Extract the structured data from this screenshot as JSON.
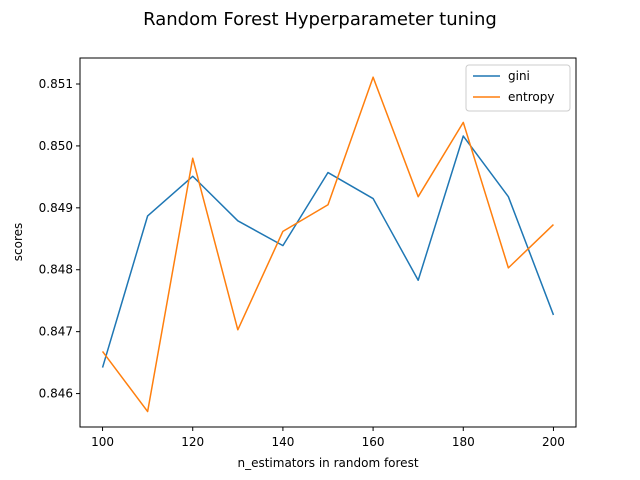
{
  "chart_data": {
    "type": "line",
    "title": "Random Forest Hyperparameter tuning",
    "xlabel": "n_estimators in random forest",
    "ylabel": "scores",
    "x": [
      100,
      110,
      120,
      130,
      140,
      150,
      160,
      170,
      180,
      190,
      200
    ],
    "xticks": [
      "100",
      "120",
      "140",
      "160",
      "180",
      "200"
    ],
    "yticks": [
      "0.846",
      "0.847",
      "0.848",
      "0.849",
      "0.850",
      "0.851"
    ],
    "xlim": [
      95,
      205
    ],
    "ylim": [
      0.84546,
      0.85142
    ],
    "grid": false,
    "legend_position": "top-right",
    "series": [
      {
        "name": "gini",
        "color": "#1f77b4",
        "values": [
          0.84642,
          0.84887,
          0.84951,
          0.84879,
          0.84839,
          0.84957,
          0.84915,
          0.84783,
          0.85016,
          0.84918,
          0.84727
        ]
      },
      {
        "name": "entropy",
        "color": "#ff7f0e",
        "values": [
          0.84668,
          0.84571,
          0.8498,
          0.84703,
          0.84862,
          0.84905,
          0.85111,
          0.84918,
          0.85038,
          0.84803,
          0.84873
        ]
      }
    ]
  }
}
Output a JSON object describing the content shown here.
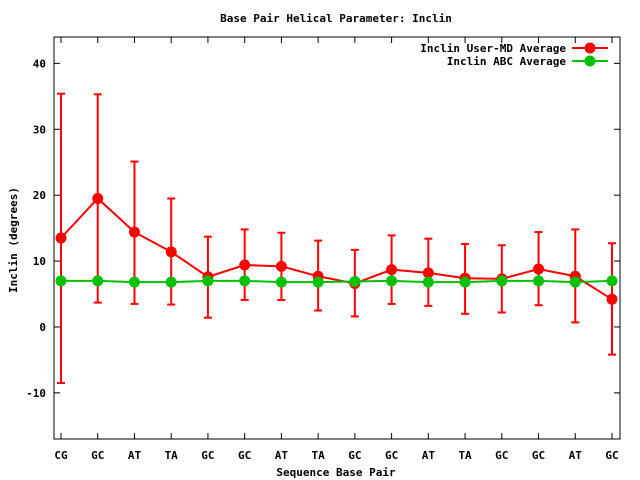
{
  "chart_data": {
    "type": "line",
    "title": "Base Pair Helical Parameter: Inclin",
    "xlabel": "Sequence Base Pair",
    "ylabel": "Inclin (degrees)",
    "categories": [
      "CG",
      "GC",
      "AT",
      "TA",
      "GC",
      "GC",
      "AT",
      "TA",
      "GC",
      "GC",
      "AT",
      "TA",
      "GC",
      "GC",
      "AT",
      "GC"
    ],
    "ylim": [
      -17,
      44
    ],
    "yticks": [
      -10,
      0,
      10,
      20,
      30,
      40
    ],
    "ytick_labels": [
      "-10",
      "0",
      "10",
      "20",
      "30",
      "40"
    ],
    "legend_position": "top-right",
    "grid": false,
    "series": [
      {
        "name": "Inclin User-MD Average",
        "color": "#ff0000",
        "values": [
          13.5,
          19.5,
          14.4,
          11.4,
          7.6,
          9.4,
          9.2,
          7.7,
          6.6,
          8.7,
          8.2,
          7.4,
          7.3,
          8.8,
          7.7,
          4.2
        ],
        "err_low": [
          -8.5,
          3.7,
          3.5,
          3.4,
          1.4,
          4.1,
          4.1,
          2.5,
          1.6,
          3.5,
          3.2,
          2.0,
          2.2,
          3.3,
          0.7,
          -4.2
        ],
        "err_high": [
          35.4,
          35.3,
          25.1,
          19.5,
          13.7,
          14.8,
          14.3,
          13.1,
          11.7,
          13.9,
          13.4,
          12.6,
          12.4,
          14.4,
          14.8,
          12.7
        ]
      },
      {
        "name": "Inclin ABC Average",
        "color": "#00c000",
        "values": [
          7.0,
          7.0,
          6.8,
          6.8,
          7.0,
          7.0,
          6.8,
          6.8,
          6.9,
          7.0,
          6.8,
          6.8,
          7.0,
          7.0,
          6.8,
          7.0
        ]
      }
    ]
  }
}
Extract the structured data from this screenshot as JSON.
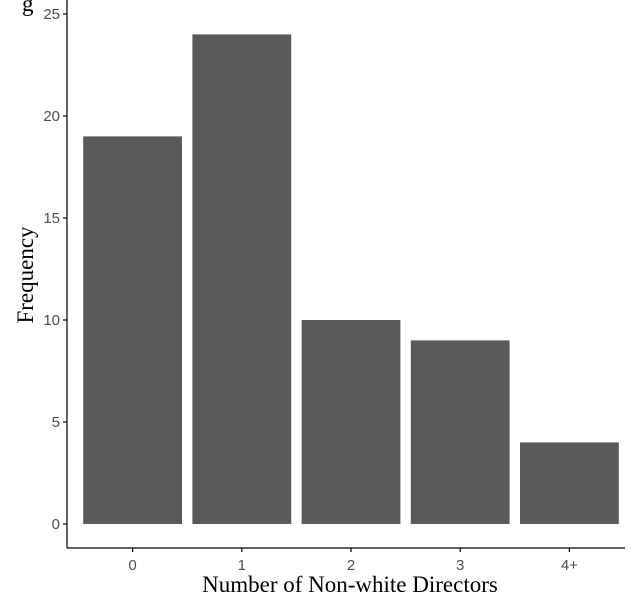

------------------------------------

[WHAT TO WORK ON]: Copy each line in the data that holds the word "name".

[RESPONSE FOR THIS EXERCISE]:
        "name": "gini",
        "name": "entropy",
        "name": "Inclin User-MD Average",
        "name": "Inclin ABC Average",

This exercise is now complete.